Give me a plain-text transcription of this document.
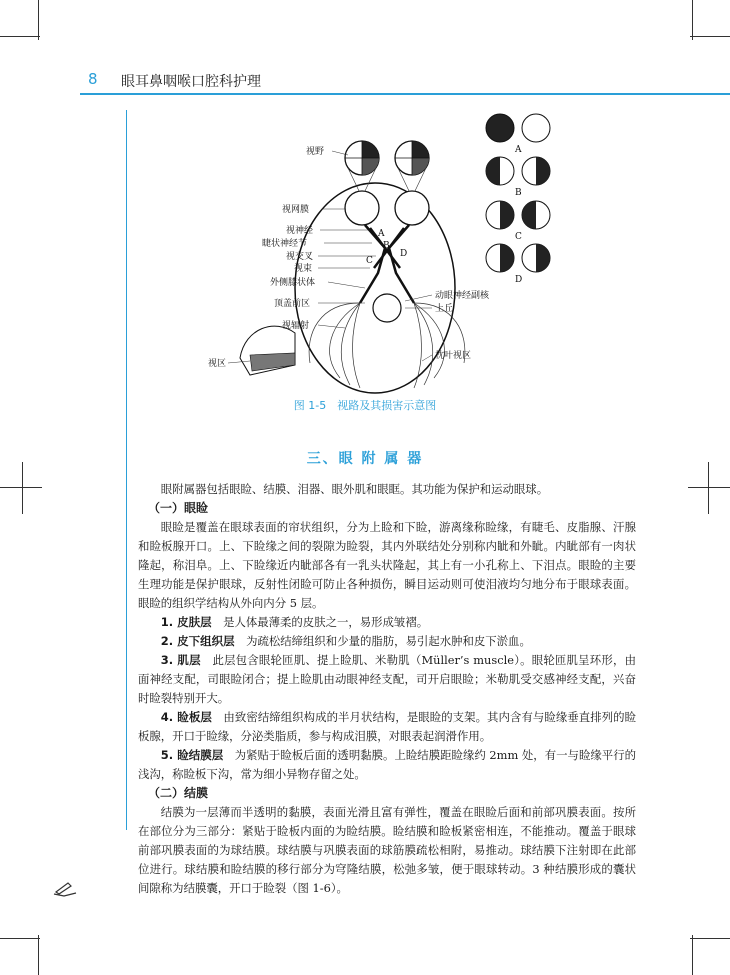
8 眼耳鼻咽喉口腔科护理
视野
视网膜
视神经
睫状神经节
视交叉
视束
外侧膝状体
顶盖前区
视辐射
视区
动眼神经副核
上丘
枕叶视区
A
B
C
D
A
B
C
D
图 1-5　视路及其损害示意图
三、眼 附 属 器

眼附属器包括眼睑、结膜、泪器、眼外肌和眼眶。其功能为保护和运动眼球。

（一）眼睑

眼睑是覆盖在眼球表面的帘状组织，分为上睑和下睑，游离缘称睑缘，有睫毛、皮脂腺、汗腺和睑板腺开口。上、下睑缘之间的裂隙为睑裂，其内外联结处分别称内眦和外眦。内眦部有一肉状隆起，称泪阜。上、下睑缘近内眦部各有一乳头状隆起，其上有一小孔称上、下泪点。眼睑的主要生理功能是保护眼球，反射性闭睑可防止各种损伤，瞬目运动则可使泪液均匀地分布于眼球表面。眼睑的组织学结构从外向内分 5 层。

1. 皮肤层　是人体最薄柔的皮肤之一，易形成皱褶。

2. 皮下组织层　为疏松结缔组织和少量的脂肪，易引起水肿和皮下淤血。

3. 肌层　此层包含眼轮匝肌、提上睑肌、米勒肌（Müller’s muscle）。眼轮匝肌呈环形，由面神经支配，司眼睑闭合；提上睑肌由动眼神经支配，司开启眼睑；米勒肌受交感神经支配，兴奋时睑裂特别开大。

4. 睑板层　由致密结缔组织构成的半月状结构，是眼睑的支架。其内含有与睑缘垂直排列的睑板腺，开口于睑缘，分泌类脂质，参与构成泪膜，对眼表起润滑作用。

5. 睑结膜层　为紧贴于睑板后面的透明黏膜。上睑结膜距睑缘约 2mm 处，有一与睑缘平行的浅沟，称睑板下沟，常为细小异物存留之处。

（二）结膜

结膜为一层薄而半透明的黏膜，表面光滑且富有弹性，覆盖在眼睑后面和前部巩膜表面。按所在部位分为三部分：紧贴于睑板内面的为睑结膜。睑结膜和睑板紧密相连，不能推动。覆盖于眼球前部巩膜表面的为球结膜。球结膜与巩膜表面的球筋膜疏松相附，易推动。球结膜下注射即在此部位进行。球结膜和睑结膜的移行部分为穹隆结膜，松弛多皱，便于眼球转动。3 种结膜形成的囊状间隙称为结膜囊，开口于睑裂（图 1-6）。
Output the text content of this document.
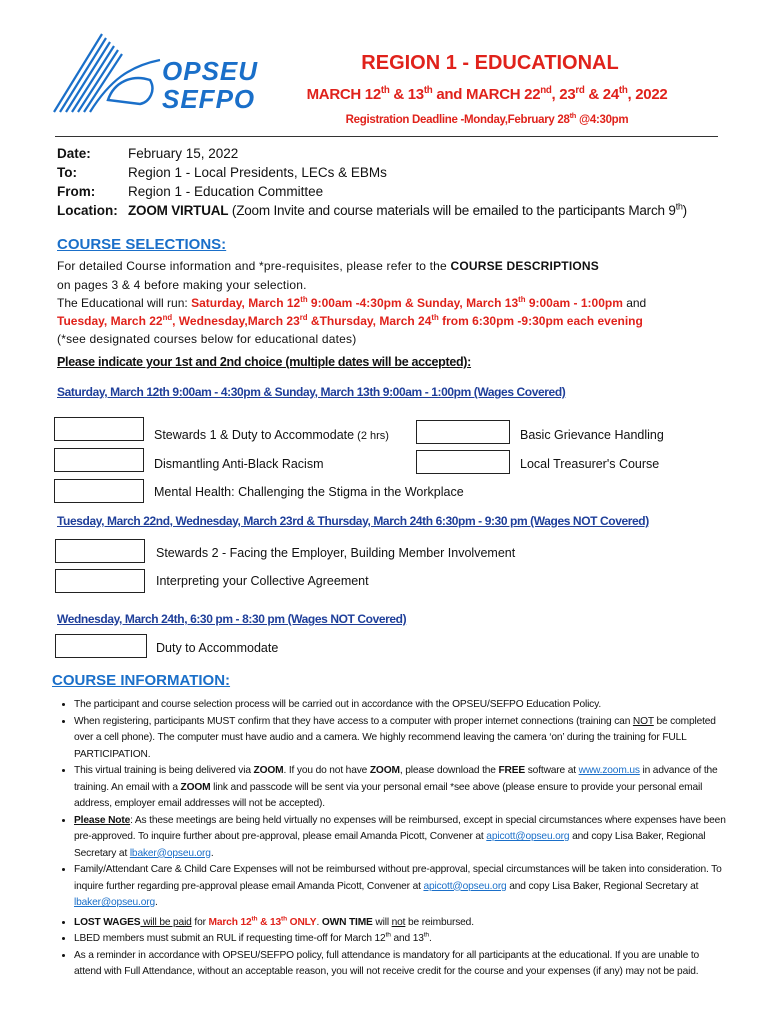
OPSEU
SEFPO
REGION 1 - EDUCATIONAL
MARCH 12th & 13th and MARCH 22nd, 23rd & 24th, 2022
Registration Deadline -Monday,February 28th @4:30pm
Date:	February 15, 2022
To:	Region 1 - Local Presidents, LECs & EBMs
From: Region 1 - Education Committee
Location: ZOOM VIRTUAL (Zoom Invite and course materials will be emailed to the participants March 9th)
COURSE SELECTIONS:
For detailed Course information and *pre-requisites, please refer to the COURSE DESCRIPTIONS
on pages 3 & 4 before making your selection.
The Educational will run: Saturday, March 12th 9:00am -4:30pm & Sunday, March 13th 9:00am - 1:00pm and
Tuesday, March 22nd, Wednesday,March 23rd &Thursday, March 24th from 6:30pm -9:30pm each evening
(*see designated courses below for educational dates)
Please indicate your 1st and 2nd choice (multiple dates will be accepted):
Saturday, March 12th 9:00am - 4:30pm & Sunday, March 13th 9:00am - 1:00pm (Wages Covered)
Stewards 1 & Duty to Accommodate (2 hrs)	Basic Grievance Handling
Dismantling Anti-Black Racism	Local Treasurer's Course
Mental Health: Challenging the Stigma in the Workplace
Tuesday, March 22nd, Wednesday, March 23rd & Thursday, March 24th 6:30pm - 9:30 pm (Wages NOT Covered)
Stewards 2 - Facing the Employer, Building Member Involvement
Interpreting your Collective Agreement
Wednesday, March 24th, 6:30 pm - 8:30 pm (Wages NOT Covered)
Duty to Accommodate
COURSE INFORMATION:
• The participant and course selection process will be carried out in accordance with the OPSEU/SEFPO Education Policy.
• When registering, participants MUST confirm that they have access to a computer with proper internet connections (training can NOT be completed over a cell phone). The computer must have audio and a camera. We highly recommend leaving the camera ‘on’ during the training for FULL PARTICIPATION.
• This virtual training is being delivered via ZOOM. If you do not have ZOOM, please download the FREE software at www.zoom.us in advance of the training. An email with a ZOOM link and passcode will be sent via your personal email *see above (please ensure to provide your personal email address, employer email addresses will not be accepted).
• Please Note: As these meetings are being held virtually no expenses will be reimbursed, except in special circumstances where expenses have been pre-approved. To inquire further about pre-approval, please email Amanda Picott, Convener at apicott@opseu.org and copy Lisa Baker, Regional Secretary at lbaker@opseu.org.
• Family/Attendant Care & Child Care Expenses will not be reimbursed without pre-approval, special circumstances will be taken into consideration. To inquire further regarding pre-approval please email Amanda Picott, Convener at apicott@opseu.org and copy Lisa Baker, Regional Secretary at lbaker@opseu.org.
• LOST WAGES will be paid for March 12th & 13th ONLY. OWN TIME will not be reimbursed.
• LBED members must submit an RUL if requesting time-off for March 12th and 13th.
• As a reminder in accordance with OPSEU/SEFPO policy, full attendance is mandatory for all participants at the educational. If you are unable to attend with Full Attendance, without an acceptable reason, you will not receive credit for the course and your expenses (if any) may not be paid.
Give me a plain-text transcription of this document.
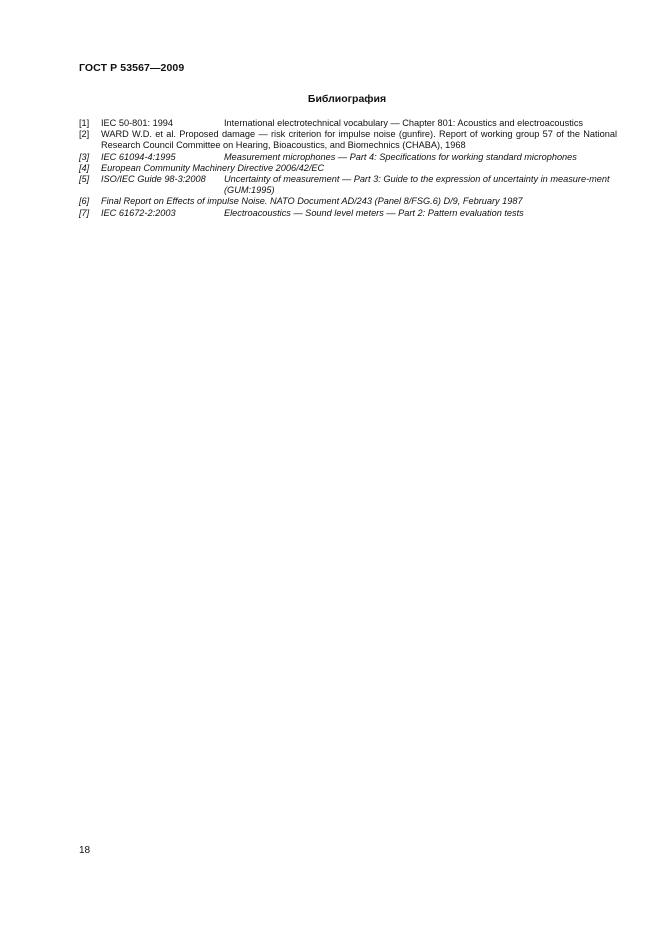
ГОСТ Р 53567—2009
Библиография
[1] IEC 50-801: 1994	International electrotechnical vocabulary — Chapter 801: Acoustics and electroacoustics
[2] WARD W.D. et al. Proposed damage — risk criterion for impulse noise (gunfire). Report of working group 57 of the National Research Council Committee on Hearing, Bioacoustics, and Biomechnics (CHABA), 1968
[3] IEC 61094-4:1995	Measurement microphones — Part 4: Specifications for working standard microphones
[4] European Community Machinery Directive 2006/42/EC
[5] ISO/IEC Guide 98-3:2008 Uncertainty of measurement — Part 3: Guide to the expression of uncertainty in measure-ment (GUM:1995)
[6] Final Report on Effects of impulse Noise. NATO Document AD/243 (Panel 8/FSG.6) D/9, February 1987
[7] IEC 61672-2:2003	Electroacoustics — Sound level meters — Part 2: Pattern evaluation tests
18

========================================================================

**Task description**
Indicate how many lines of the material include the word "Tuesday"; the number alone is required.

**Response**
2